▶ _DIRECTIONS FOR THIS TASK_
Write out every entry, unchanged. Skip any picture.

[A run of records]
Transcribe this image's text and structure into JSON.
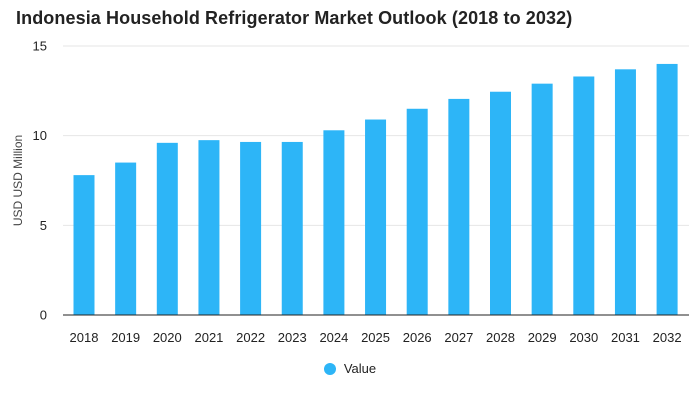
{
  "chart_data": {
    "type": "bar",
    "title": "Indonesia Household Refrigerator Market Outlook (2018 to 2032)",
    "xlabel": "",
    "ylabel": "USD USD Million",
    "categories": [
      "2018",
      "2019",
      "2020",
      "2021",
      "2022",
      "2023",
      "2024",
      "2025",
      "2026",
      "2027",
      "2028",
      "2029",
      "2030",
      "2031",
      "2032"
    ],
    "series": [
      {
        "name": "Value",
        "values": [
          7.8,
          8.5,
          9.6,
          9.75,
          9.65,
          9.65,
          10.3,
          10.9,
          11.5,
          12.05,
          12.45,
          12.9,
          13.3,
          13.7,
          14.0
        ]
      }
    ],
    "ylim": [
      0,
      15
    ],
    "yticks": [
      0,
      5,
      10,
      15
    ],
    "grid": true,
    "legend_position": "bottom",
    "colors": {
      "bar": "#2db5f7",
      "grid": "#e6e6e6",
      "axis": "#222222"
    }
  }
}
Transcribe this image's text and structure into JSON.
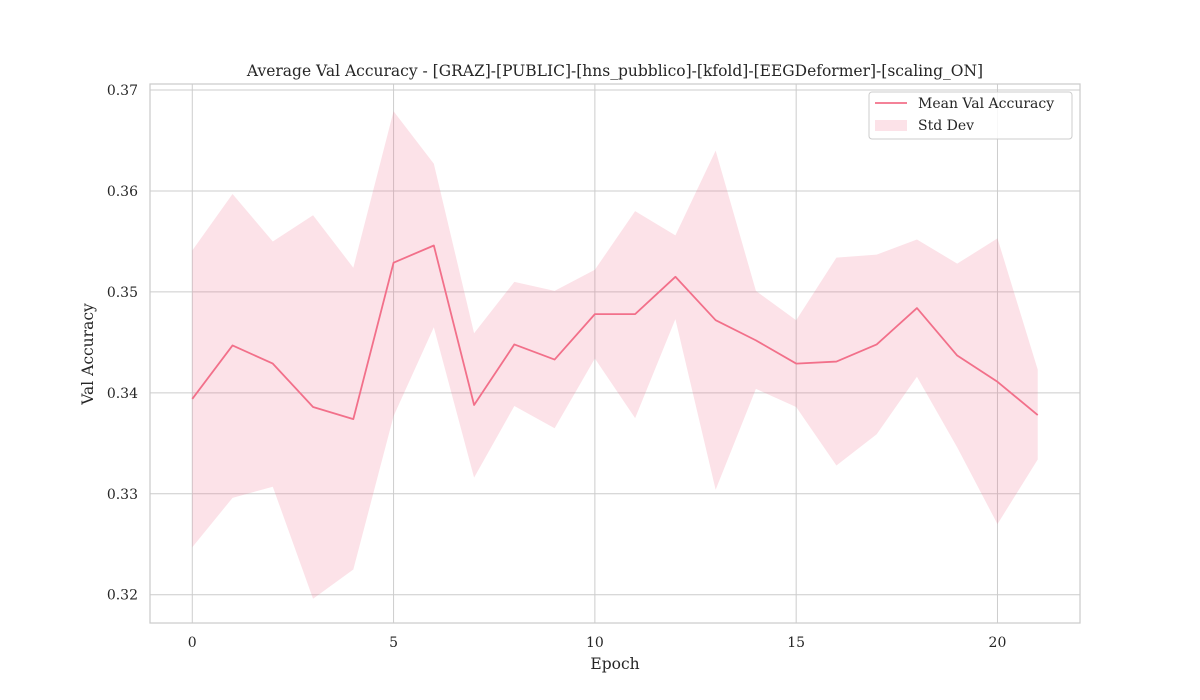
{
  "chart_data": {
    "type": "line",
    "title": "Average Val Accuracy - [GRAZ]-[PUBLIC]-[hns_pubblico]-[kfold]-[EEGDeformer]-[scaling_ON]",
    "xlabel": "Epoch",
    "ylabel": "Val Accuracy",
    "xlim": [
      -1.05,
      22.05
    ],
    "ylim": [
      0.3172,
      0.3706
    ],
    "x_ticks": [
      0,
      5,
      10,
      15,
      20
    ],
    "y_ticks": [
      0.32,
      0.33,
      0.34,
      0.35,
      0.36,
      0.37
    ],
    "grid": true,
    "legend_position": "upper right",
    "x": [
      0,
      1,
      2,
      3,
      4,
      5,
      6,
      7,
      8,
      9,
      10,
      11,
      12,
      13,
      14,
      15,
      16,
      17,
      18,
      19,
      20,
      21
    ],
    "series": [
      {
        "name": "Mean Val Accuracy",
        "kind": "line",
        "color": "#f2708a",
        "values": [
          0.3394,
          0.3447,
          0.3429,
          0.3386,
          0.3374,
          0.3529,
          0.3546,
          0.3388,
          0.3448,
          0.3433,
          0.3478,
          0.3478,
          0.3515,
          0.3472,
          0.3452,
          0.3429,
          0.3431,
          0.3448,
          0.3484,
          0.3437,
          0.3411,
          0.3378
        ]
      },
      {
        "name": "Std Dev",
        "kind": "band",
        "color": "#f2708a",
        "opacity": 0.2,
        "upper": [
          0.3541,
          0.3597,
          0.355,
          0.3576,
          0.3524,
          0.3679,
          0.3627,
          0.3459,
          0.351,
          0.3501,
          0.3522,
          0.358,
          0.3556,
          0.364,
          0.3501,
          0.3472,
          0.3534,
          0.3537,
          0.3552,
          0.3528,
          0.3553,
          0.3423
        ],
        "lower": [
          0.3247,
          0.3296,
          0.3307,
          0.3196,
          0.3225,
          0.3377,
          0.3465,
          0.3316,
          0.3387,
          0.3365,
          0.3434,
          0.3375,
          0.3473,
          0.3304,
          0.3404,
          0.3386,
          0.3328,
          0.3359,
          0.3416,
          0.3346,
          0.327,
          0.3334
        ]
      }
    ]
  }
}
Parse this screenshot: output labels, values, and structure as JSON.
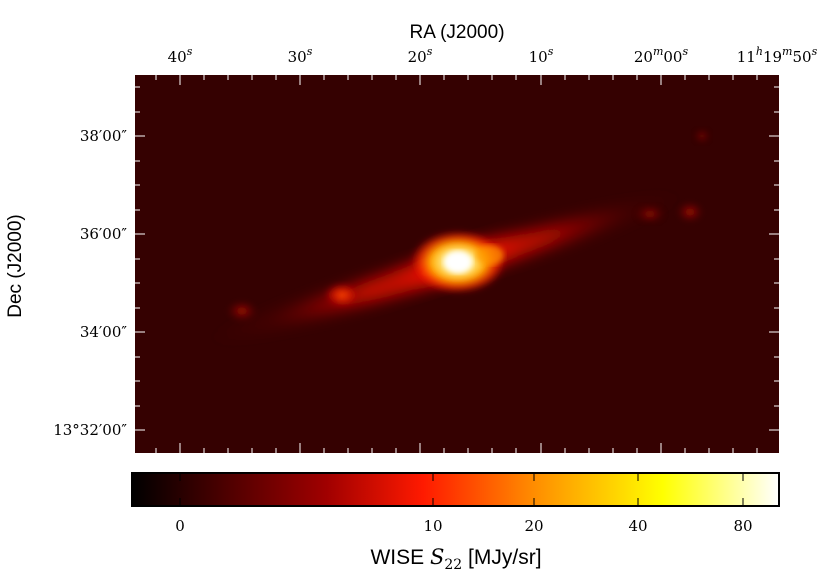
{
  "figure": {
    "xlabel": "RA (J2000)",
    "ylabel": "Dec (J2000)",
    "colorbar_label": "WISE S22 [MJy/sr]",
    "colorbar_label_main": "WISE ",
    "colorbar_label_sym": "S",
    "colorbar_label_sub": "22",
    "colorbar_label_unit": " [MJy/sr]",
    "ra_ticks": [
      {
        "base": "40",
        "sup": "s"
      },
      {
        "base": "30",
        "sup": "s"
      },
      {
        "base": "20",
        "sup": "s"
      },
      {
        "base": "10",
        "sup": "s"
      },
      {
        "base": "20",
        "sup": "m",
        "base2": "00",
        "sup2": "s"
      },
      {
        "base": "11",
        "sup": "h",
        "base2": "19",
        "sup2": "m",
        "base3": "50",
        "sup3": "s"
      }
    ],
    "dec_ticks": [
      "38′00″",
      "36′00″",
      "34′00″",
      "13°32′00″"
    ],
    "colorbar_ticks": [
      "0",
      "10",
      "20",
      "40",
      "80"
    ],
    "colormap": "hot",
    "colors": {
      "background": "#330000",
      "core": "#ffffff",
      "hot": "#ffd400",
      "mid": "#ff2a00"
    }
  }
}
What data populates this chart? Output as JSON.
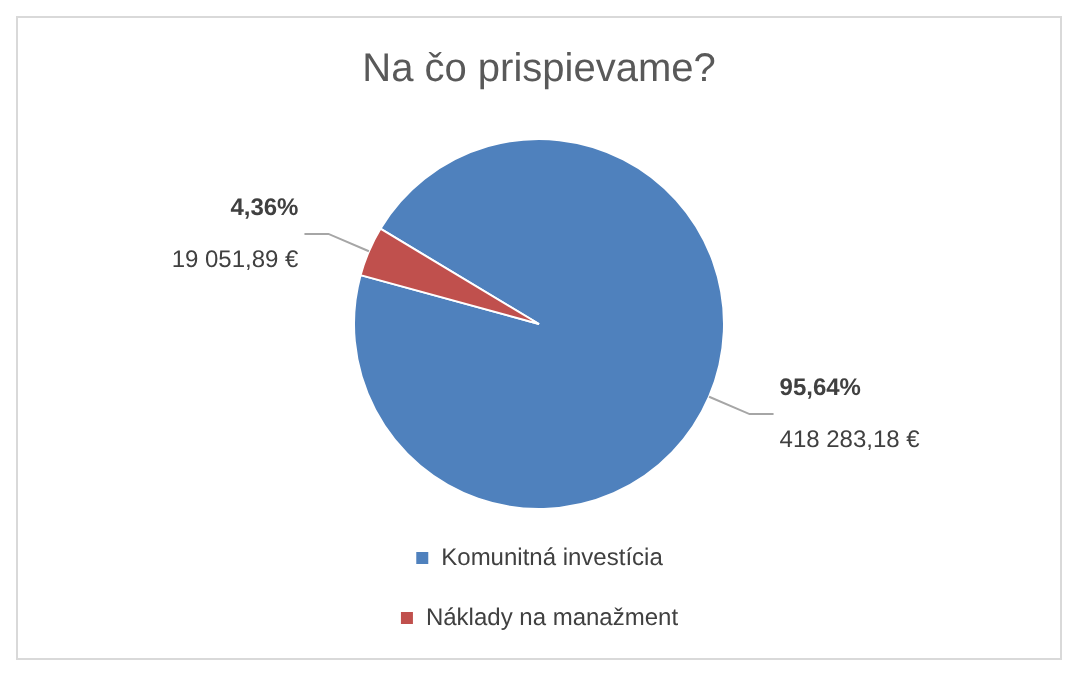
{
  "chart_data": {
    "type": "pie",
    "title": "Na čo prispievame?",
    "categories": [
      "Komunitná investícia",
      "Náklady na manažment"
    ],
    "values": [
      418283.18,
      19051.89
    ],
    "colors": [
      "#4f81bd",
      "#c0504d"
    ],
    "value_labels": [
      "95,64%\n418 283,18 €",
      "4,36%\n19 051,89 €"
    ],
    "legend": "bottom"
  }
}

▶ _RIGHT ANSWER_
Transcribe this image's text and structure into JSON.
{
  "chart_data": {
    "type": "bar",
    "title": "Indonesia Household Refrigerator Market Outlook (2018 to 2032)",
    "xlabel": "",
    "ylabel": "USD USD Million",
    "categories": [
      "2018",
      "2019",
      "2020",
      "2021",
      "2022",
      "2023",
      "2024",
      "2025",
      "2026",
      "2027",
      "2028",
      "2029",
      "2030",
      "2031",
      "2032"
    ],
    "series": [
      {
        "name": "Value",
        "values": [
          7.8,
          8.5,
          9.6,
          9.75,
          9.65,
          9.65,
          10.3,
          10.9,
          11.5,
          12.05,
          12.45,
          12.9,
          13.3,
          13.7,
          14.0
        ]
      }
    ],
    "ylim": [
      0,
      15
    ],
    "yticks": [
      0,
      5,
      10,
      15
    ],
    "grid": true,
    "legend_position": "bottom",
    "colors": {
      "bar": "#2db5f7",
      "grid": "#e6e6e6",
      "axis": "#222222"
    }
  }
}
Transcribe this image's text and structure into JSON.
{
  "chart_data": {
    "type": "line",
    "title": "Average Val Accuracy - [GRAZ]-[PUBLIC]-[hns_pubblico]-[kfold]-[EEGDeformer]-[scaling_ON]",
    "xlabel": "Epoch",
    "ylabel": "Val Accuracy",
    "xlim": [
      -1.05,
      22.05
    ],
    "ylim": [
      0.3172,
      0.3706
    ],
    "x_ticks": [
      0,
      5,
      10,
      15,
      20
    ],
    "y_ticks": [
      0.32,
      0.33,
      0.34,
      0.35,
      0.36,
      0.37
    ],
    "grid": true,
    "legend_position": "upper right",
    "x": [
      0,
      1,
      2,
      3,
      4,
      5,
      6,
      7,
      8,
      9,
      10,
      11,
      12,
      13,
      14,
      15,
      16,
      17,
      18,
      19,
      20,
      21
    ],
    "series": [
      {
        "name": "Mean Val Accuracy",
        "kind": "line",
        "color": "#f2708a",
        "values": [
          0.3394,
          0.3447,
          0.3429,
          0.3386,
          0.3374,
          0.3529,
          0.3546,
          0.3388,
          0.3448,
          0.3433,
          0.3478,
          0.3478,
          0.3515,
          0.3472,
          0.3452,
          0.3429,
          0.3431,
          0.3448,
          0.3484,
          0.3437,
          0.3411,
          0.3378
        ]
      },
      {
        "name": "Std Dev",
        "kind": "band",
        "color": "#f2708a",
        "opacity": 0.2,
        "upper": [
          0.3541,
          0.3597,
          0.355,
          0.3576,
          0.3524,
          0.3679,
          0.3627,
          0.3459,
          0.351,
          0.3501,
          0.3522,
          0.358,
          0.3556,
          0.364,
          0.3501,
          0.3472,
          0.3534,
          0.3537,
          0.3552,
          0.3528,
          0.3553,
          0.3423
        ],
        "lower": [
          0.3247,
          0.3296,
          0.3307,
          0.3196,
          0.3225,
          0.3377,
          0.3465,
          0.3316,
          0.3387,
          0.3365,
          0.3434,
          0.3375,
          0.3473,
          0.3304,
          0.3404,
          0.3386,
          0.3328,
          0.3359,
          0.3416,
          0.3346,
          0.327,
          0.3334
        ]
      }
    ]
  }
}
Parse this screenshot: output labels, values, and structure as JSON.
{
  "figure": {
    "xlabel": "RA (J2000)",
    "ylabel": "Dec (J2000)",
    "colorbar_label": "WISE S22 [MJy/sr]",
    "colorbar_label_main": "WISE ",
    "colorbar_label_sym": "S",
    "colorbar_label_sub": "22",
    "colorbar_label_unit": " [MJy/sr]",
    "ra_ticks": [
      {
        "base": "40",
        "sup": "s"
      },
      {
        "base": "30",
        "sup": "s"
      },
      {
        "base": "20",
        "sup": "s"
      },
      {
        "base": "10",
        "sup": "s"
      },
      {
        "base": "20",
        "sup": "m",
        "base2": "00",
        "sup2": "s"
      },
      {
        "base": "11",
        "sup": "h",
        "base2": "19",
        "sup2": "m",
        "base3": "50",
        "sup3": "s"
      }
    ],
    "dec_ticks": [
      "38′00″",
      "36′00″",
      "34′00″",
      "13°32′00″"
    ],
    "colorbar_ticks": [
      "0",
      "10",
      "20",
      "40",
      "80"
    ],
    "colormap": "hot",
    "colors": {
      "background": "#330000",
      "core": "#ffffff",
      "hot": "#ffd400",
      "mid": "#ff2a00"
    }
  }
}
What data populates this chart? Output as JSON.
{
  "chart_data": {
    "type": "pie",
    "title": "Na čo prispievame?",
    "categories": [
      "Komunitná investícia",
      "Náklady na manažment"
    ],
    "values": [
      418283.18,
      19051.89
    ],
    "colors": [
      "#4f81bd",
      "#c0504d"
    ],
    "value_labels": [
      "95,64%\n418 283,18 €",
      "4,36%\n19 051,89 €"
    ],
    "legend": "bottom"
  }
}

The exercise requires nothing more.